Records to process
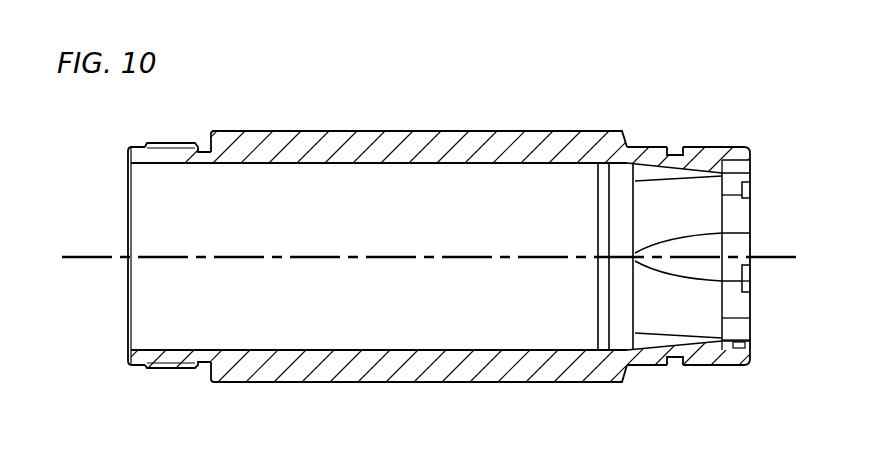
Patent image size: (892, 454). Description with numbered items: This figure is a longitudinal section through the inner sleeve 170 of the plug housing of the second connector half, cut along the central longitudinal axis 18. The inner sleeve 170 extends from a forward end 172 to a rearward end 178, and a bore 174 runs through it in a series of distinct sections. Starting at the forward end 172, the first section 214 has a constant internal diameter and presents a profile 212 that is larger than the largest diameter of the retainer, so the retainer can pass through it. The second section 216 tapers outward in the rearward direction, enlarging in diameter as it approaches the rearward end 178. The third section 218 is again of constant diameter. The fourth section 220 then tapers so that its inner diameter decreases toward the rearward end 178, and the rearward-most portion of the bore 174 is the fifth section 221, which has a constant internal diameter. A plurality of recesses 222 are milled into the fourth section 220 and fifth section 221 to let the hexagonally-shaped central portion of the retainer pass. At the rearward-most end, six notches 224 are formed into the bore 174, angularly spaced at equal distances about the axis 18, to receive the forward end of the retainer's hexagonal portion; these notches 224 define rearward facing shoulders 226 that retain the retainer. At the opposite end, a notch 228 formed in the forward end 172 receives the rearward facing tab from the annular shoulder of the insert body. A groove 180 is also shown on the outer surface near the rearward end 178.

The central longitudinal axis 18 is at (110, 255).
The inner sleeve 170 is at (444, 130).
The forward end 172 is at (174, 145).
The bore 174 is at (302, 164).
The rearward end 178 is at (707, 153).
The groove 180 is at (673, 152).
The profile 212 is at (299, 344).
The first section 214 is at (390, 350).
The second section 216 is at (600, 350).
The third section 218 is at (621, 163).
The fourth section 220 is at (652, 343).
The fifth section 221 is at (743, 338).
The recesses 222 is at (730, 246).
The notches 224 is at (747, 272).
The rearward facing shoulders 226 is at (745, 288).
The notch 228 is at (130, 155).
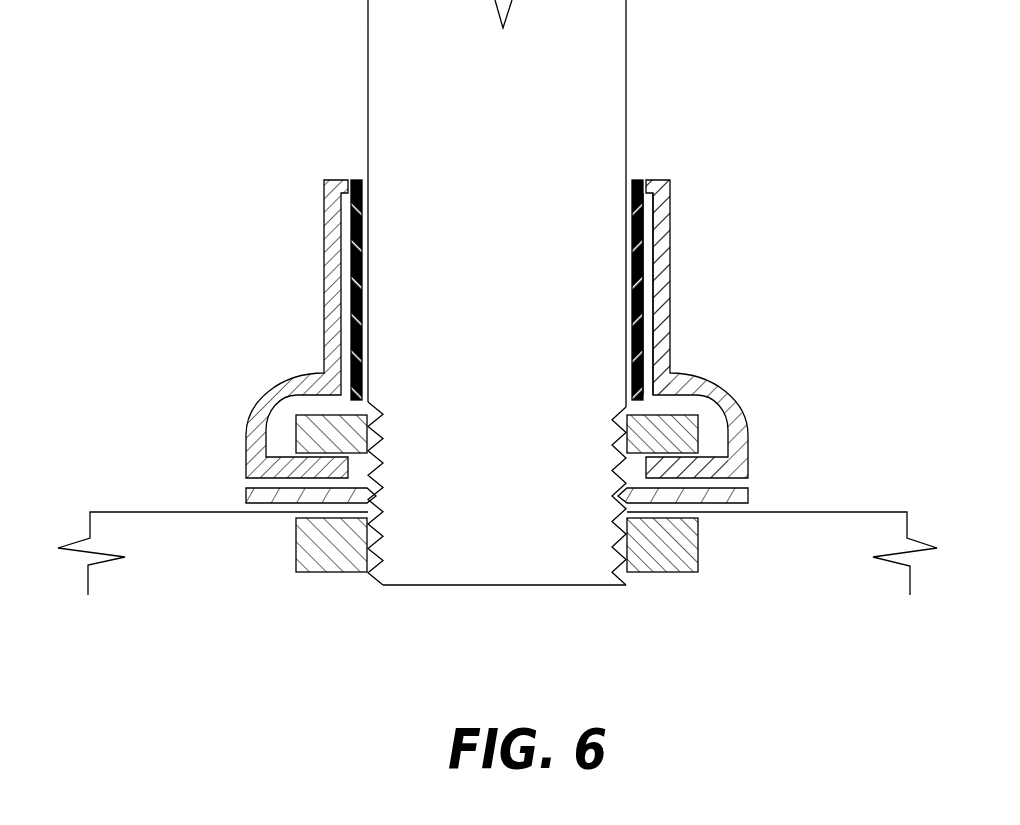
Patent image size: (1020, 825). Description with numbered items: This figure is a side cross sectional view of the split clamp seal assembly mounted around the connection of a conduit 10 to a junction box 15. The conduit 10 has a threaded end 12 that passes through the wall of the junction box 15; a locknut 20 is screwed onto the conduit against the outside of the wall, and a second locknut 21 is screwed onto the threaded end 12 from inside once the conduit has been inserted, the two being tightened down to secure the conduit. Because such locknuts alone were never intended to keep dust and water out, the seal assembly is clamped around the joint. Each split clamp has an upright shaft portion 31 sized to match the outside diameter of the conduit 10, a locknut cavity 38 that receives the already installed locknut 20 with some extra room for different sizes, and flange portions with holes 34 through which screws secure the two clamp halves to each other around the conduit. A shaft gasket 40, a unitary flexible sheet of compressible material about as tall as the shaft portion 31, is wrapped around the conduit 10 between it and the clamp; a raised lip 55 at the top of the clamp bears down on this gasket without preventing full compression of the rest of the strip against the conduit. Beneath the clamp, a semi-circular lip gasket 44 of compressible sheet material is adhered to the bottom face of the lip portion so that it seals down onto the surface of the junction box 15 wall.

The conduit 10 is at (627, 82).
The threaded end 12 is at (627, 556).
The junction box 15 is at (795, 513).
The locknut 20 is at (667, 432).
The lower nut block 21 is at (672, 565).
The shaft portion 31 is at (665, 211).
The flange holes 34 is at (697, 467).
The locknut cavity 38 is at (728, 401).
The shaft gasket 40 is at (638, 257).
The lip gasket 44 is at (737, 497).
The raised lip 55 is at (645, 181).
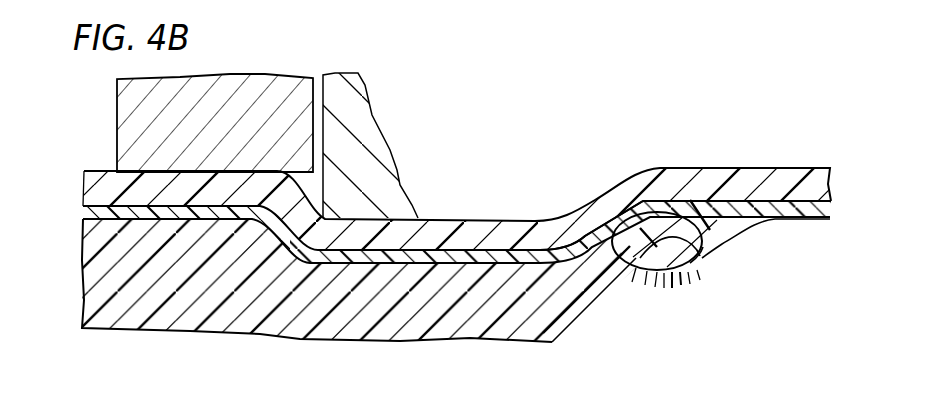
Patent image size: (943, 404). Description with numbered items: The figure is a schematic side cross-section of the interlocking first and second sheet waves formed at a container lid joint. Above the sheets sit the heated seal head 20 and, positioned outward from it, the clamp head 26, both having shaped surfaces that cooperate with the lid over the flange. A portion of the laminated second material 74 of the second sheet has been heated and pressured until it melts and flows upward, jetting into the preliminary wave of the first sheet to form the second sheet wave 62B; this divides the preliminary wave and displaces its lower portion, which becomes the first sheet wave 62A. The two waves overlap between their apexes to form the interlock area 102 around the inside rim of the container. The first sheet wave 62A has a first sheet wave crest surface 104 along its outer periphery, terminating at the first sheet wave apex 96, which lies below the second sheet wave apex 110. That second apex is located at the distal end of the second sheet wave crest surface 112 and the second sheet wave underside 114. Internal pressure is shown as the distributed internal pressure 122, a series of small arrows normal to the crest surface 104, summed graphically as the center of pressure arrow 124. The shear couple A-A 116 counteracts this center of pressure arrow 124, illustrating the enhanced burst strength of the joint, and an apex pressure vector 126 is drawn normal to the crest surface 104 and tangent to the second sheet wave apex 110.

Work to complete
Update the records above by replacing "cross sectional view" with "cross-sectional view" and leaving everything else unchanged. Omit the pictures from your answer.

Worked answer
Patent image size: (892, 454). Description with numbered items: This figure is a longitudinal section through the inner sleeve 170 of the plug housing of the second connector half, cut along the central longitudinal axis 18. The inner sleeve 170 extends from a forward end 172 to a rearward end 178, and a bore 174 runs through it in a series of distinct sections. Starting at the forward end 172, the first section 214 has a constant internal diameter and presents a profile 212 that is larger than the largest diameter of the retainer, so the retainer can pass through it. The second section 216 tapers outward in the rearward direction, enlarging in diameter as it approaches the rearward end 178. The third section 218 is again of constant diameter. The fourth section 220 then tapers so that its inner diameter decreases toward the rearward end 178, and the rearward-most portion of the bore 174 is the fifth section 221, which has a constant internal diameter. A plurality of recesses 222 are milled into the fourth section 220 and fifth section 221 to let the hexagonally-shaped central portion of the retainer pass. At the rearward-most end, six notches 224 are formed into the bore 174, angularly spaced at equal distances about the axis 18, to receive the forward end of the retainer's hexagonal portion; these notches 224 define rearward facing shoulders 226 that retain the retainer. At the opposite end, a notch 228 formed in the forward end 172 receives the rearward facing tab from the annular shoulder of the insert body. A groove 180 is also shown on the outer surface near the rearward end 178.

The central longitudinal axis 18 is at (110, 255).
The inner sleeve 170 is at (444, 130).
The forward end 172 is at (174, 145).
The bore 174 is at (302, 164).
The rearward end 178 is at (707, 153).
The groove 180 is at (673, 152).
The profile 212 is at (299, 344).
The first section 214 is at (390, 350).
The second section 216 is at (600, 350).
The third section 218 is at (621, 163).
The fourth section 220 is at (652, 343).
The fifth section 221 is at (743, 338).
The recesses 222 is at (730, 246).
The notches 224 is at (747, 272).
The rearward facing shoulders 226 is at (745, 288).
The notch 228 is at (130, 155).
Patent image size: (1020, 825). Description with numbered items: This figure is a side cross-sectional view of the split clamp seal assembly mounted around the connection of a conduit 10 to a junction box 15. The conduit 10 has a threaded end 12 that passes through the wall of the junction box 15; a locknut 20 is screwed onto the conduit against the outside of the wall, and a second locknut 21 is screwed onto the threaded end 12 from inside once the conduit has been inserted, the two being tightened down to secure the conduit. Because such locknuts alone were never intended to keep dust and water out, the seal assembly is clamped around the joint. Each split clamp has an upright shaft portion 31 sized to match the outside diameter of the conduit 10, a locknut cavity 38 that receives the already installed locknut 20 with some extra room for different sizes, and flange portions with holes 34 through which screws secure the two clamp halves to each other around the conduit. A shaft gasket 40, a unitary flexible sheet of compressible material about as tall as the shaft portion 31, is wrapped around the conduit 10 between it and the clamp; a raised lip 55 at the top of the clamp bears down on this gasket without preventing full compression of the rest of the strip against the conduit. Beneath the clamp, a semi-circular lip gasket 44 of compressible sheet material is adhered to the bottom face of the lip portion so that it seals down onto the surface of the junction box 15 wall.

The conduit 10 is at (627, 82).
The threaded end 12 is at (627, 556).
The junction box 15 is at (795, 513).
The locknut 20 is at (667, 432).
The lower nut block 21 is at (672, 565).
The shaft portion 31 is at (665, 211).
The flange holes 34 is at (697, 467).
The locknut cavity 38 is at (728, 401).
The shaft gasket 40 is at (638, 257).
The lip gasket 44 is at (737, 497).
The raised lip 55 is at (645, 181).
Patent image size: (943, 404). Description with numbered items: The figure is a schematic side cross-section of the interlocking first and second sheet waves formed at a container lid joint. Above the sheets sit the heated seal head 20 and, positioned outward from it, the clamp head 26, both having shaped surfaces that cooperate with the lid over the flange. A portion of the laminated second material 74 of the second sheet has been heated and pressured until it melts and flows upward, jetting into the preliminary wave of the first sheet to form the second sheet wave 62B; this divides the preliminary wave and displaces its lower portion, which becomes the first sheet wave 62A. The two waves overlap between their apexes to form the interlock area 102 around the inside rim of the container. The first sheet wave 62A has a first sheet wave crest surface 104 along its outer periphery, terminating at the first sheet wave apex 96, which lies below the second sheet wave apex 110. That second apex is located at the distal end of the second sheet wave crest surface 112 and the second sheet wave underside 114. Internal pressure is shown as the distributed internal pressure 122, a series of small arrows normal to the crest surface 104, summed graphically as the center of pressure arrow 124. The shear couple A-A 116 counteracts this center of pressure arrow 124, illustrating the enhanced burst strength of the joint, and an apex pressure vector 126 is drawn normal to the crest surface 104 and tangent to the second sheet wave apex 110.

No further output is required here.